#### [Task instructions]
Copy out the listing that follows, exactly, without its pictures.

#### [Records]

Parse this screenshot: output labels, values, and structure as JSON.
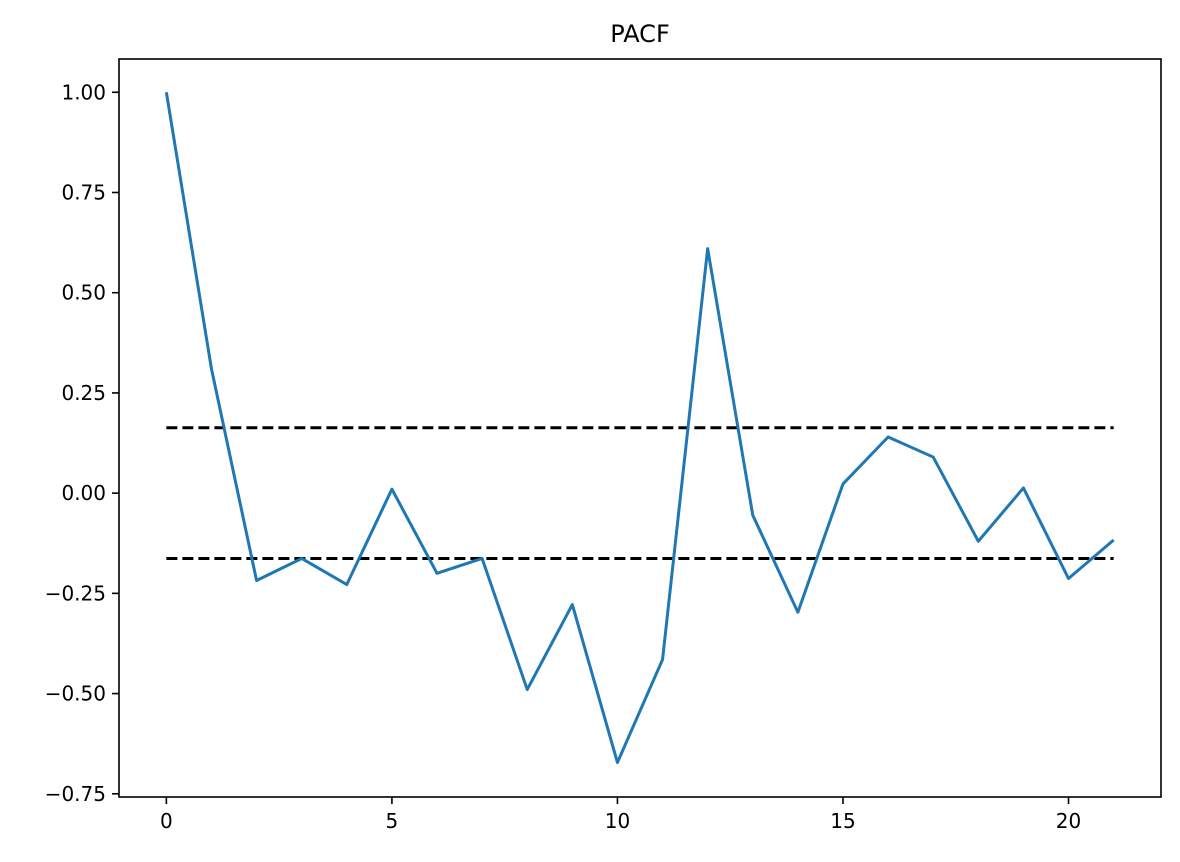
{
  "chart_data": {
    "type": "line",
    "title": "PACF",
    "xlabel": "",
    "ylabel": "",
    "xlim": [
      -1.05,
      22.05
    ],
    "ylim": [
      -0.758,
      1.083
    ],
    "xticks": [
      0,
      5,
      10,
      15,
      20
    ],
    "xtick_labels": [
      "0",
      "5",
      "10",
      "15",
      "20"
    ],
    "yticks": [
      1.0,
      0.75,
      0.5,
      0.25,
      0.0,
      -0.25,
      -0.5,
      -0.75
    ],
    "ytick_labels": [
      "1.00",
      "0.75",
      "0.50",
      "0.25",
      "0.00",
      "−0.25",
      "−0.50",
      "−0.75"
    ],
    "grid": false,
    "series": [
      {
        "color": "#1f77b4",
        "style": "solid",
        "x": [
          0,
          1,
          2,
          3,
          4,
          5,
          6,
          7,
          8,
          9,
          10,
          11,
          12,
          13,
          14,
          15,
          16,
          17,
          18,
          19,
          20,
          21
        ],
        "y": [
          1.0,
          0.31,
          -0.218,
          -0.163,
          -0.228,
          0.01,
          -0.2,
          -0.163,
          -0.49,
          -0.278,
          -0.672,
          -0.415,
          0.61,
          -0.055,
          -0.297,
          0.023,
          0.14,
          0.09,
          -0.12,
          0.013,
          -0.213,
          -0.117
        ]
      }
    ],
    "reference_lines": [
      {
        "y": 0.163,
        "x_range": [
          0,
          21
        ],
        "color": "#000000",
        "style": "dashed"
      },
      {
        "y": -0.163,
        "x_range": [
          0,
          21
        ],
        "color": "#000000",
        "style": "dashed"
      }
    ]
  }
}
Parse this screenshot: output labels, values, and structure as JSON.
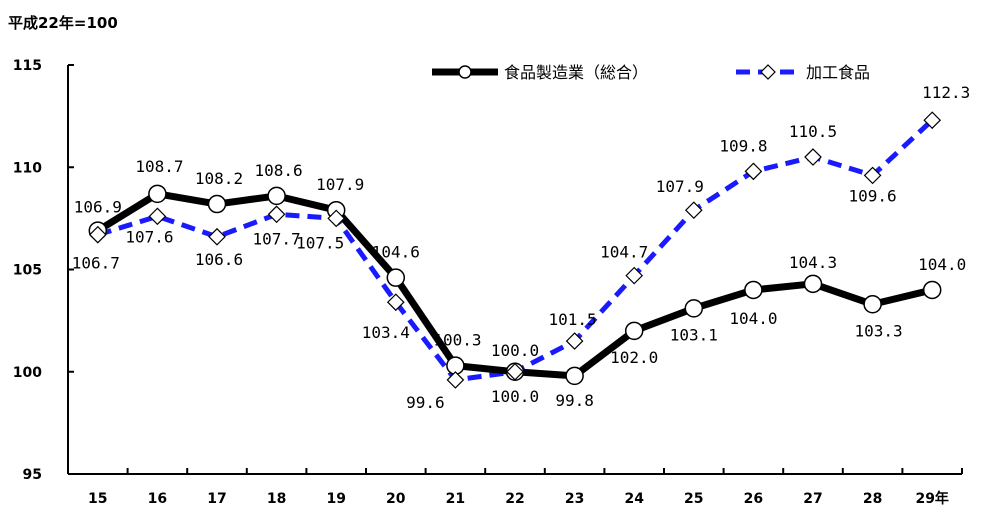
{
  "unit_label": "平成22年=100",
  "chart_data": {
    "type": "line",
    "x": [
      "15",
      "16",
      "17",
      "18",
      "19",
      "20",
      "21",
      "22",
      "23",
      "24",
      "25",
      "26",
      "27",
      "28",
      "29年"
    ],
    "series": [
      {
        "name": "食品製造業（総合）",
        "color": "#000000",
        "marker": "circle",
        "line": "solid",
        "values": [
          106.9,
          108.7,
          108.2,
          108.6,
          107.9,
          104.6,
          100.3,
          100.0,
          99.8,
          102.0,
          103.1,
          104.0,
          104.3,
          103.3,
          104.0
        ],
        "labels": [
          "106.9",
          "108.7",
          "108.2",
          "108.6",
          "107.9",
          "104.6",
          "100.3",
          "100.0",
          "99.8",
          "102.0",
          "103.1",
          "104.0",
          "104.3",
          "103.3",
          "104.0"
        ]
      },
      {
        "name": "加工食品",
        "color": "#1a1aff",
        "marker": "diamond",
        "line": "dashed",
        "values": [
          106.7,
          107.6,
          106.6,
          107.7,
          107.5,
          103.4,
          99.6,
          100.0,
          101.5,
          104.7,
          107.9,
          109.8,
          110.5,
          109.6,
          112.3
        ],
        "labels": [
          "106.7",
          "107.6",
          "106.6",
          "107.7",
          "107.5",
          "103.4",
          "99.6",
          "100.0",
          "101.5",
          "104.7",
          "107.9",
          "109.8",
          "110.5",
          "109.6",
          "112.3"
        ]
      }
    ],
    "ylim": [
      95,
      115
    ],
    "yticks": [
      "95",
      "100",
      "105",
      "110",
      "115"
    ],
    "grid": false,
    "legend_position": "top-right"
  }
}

#### [Problem solution]
Parse this screenshot: output labels, values, and structure as JSON.
{
  "chart_data": {
    "type": "line",
    "title": "PACF",
    "xlabel": "",
    "ylabel": "",
    "xlim": [
      -1.05,
      22.05
    ],
    "ylim": [
      -0.758,
      1.083
    ],
    "xticks": [
      0,
      5,
      10,
      15,
      20
    ],
    "xtick_labels": [
      "0",
      "5",
      "10",
      "15",
      "20"
    ],
    "yticks": [
      1.0,
      0.75,
      0.5,
      0.25,
      0.0,
      -0.25,
      -0.5,
      -0.75
    ],
    "ytick_labels": [
      "1.00",
      "0.75",
      "0.50",
      "0.25",
      "0.00",
      "−0.25",
      "−0.50",
      "−0.75"
    ],
    "grid": false,
    "series": [
      {
        "color": "#1f77b4",
        "style": "solid",
        "x": [
          0,
          1,
          2,
          3,
          4,
          5,
          6,
          7,
          8,
          9,
          10,
          11,
          12,
          13,
          14,
          15,
          16,
          17,
          18,
          19,
          20,
          21
        ],
        "y": [
          1.0,
          0.31,
          -0.218,
          -0.163,
          -0.228,
          0.01,
          -0.2,
          -0.163,
          -0.49,
          -0.278,
          -0.672,
          -0.415,
          0.61,
          -0.055,
          -0.297,
          0.023,
          0.14,
          0.09,
          -0.12,
          0.013,
          -0.213,
          -0.117
        ]
      }
    ],
    "reference_lines": [
      {
        "y": 0.163,
        "x_range": [
          0,
          21
        ],
        "color": "#000000",
        "style": "dashed"
      },
      {
        "y": -0.163,
        "x_range": [
          0,
          21
        ],
        "color": "#000000",
        "style": "dashed"
      }
    ]
  }
}
Parse this screenshot: output labels, values, and structure as JSON.
{
  "unit_label": "平成22年=100",
  "chart_data": {
    "type": "line",
    "x": [
      "15",
      "16",
      "17",
      "18",
      "19",
      "20",
      "21",
      "22",
      "23",
      "24",
      "25",
      "26",
      "27",
      "28",
      "29年"
    ],
    "series": [
      {
        "name": "食品製造業（総合）",
        "color": "#000000",
        "marker": "circle",
        "line": "solid",
        "values": [
          106.9,
          108.7,
          108.2,
          108.6,
          107.9,
          104.6,
          100.3,
          100.0,
          99.8,
          102.0,
          103.1,
          104.0,
          104.3,
          103.3,
          104.0
        ],
        "labels": [
          "106.9",
          "108.7",
          "108.2",
          "108.6",
          "107.9",
          "104.6",
          "100.3",
          "100.0",
          "99.8",
          "102.0",
          "103.1",
          "104.0",
          "104.3",
          "103.3",
          "104.0"
        ]
      },
      {
        "name": "加工食品",
        "color": "#1a1aff",
        "marker": "diamond",
        "line": "dashed",
        "values": [
          106.7,
          107.6,
          106.6,
          107.7,
          107.5,
          103.4,
          99.6,
          100.0,
          101.5,
          104.7,
          107.9,
          109.8,
          110.5,
          109.6,
          112.3
        ],
        "labels": [
          "106.7",
          "107.6",
          "106.6",
          "107.7",
          "107.5",
          "103.4",
          "99.6",
          "100.0",
          "101.5",
          "104.7",
          "107.9",
          "109.8",
          "110.5",
          "109.6",
          "112.3"
        ]
      }
    ],
    "ylim": [
      95,
      115
    ],
    "yticks": [
      "95",
      "100",
      "105",
      "110",
      "115"
    ],
    "grid": false,
    "legend_position": "top-right"
  }
}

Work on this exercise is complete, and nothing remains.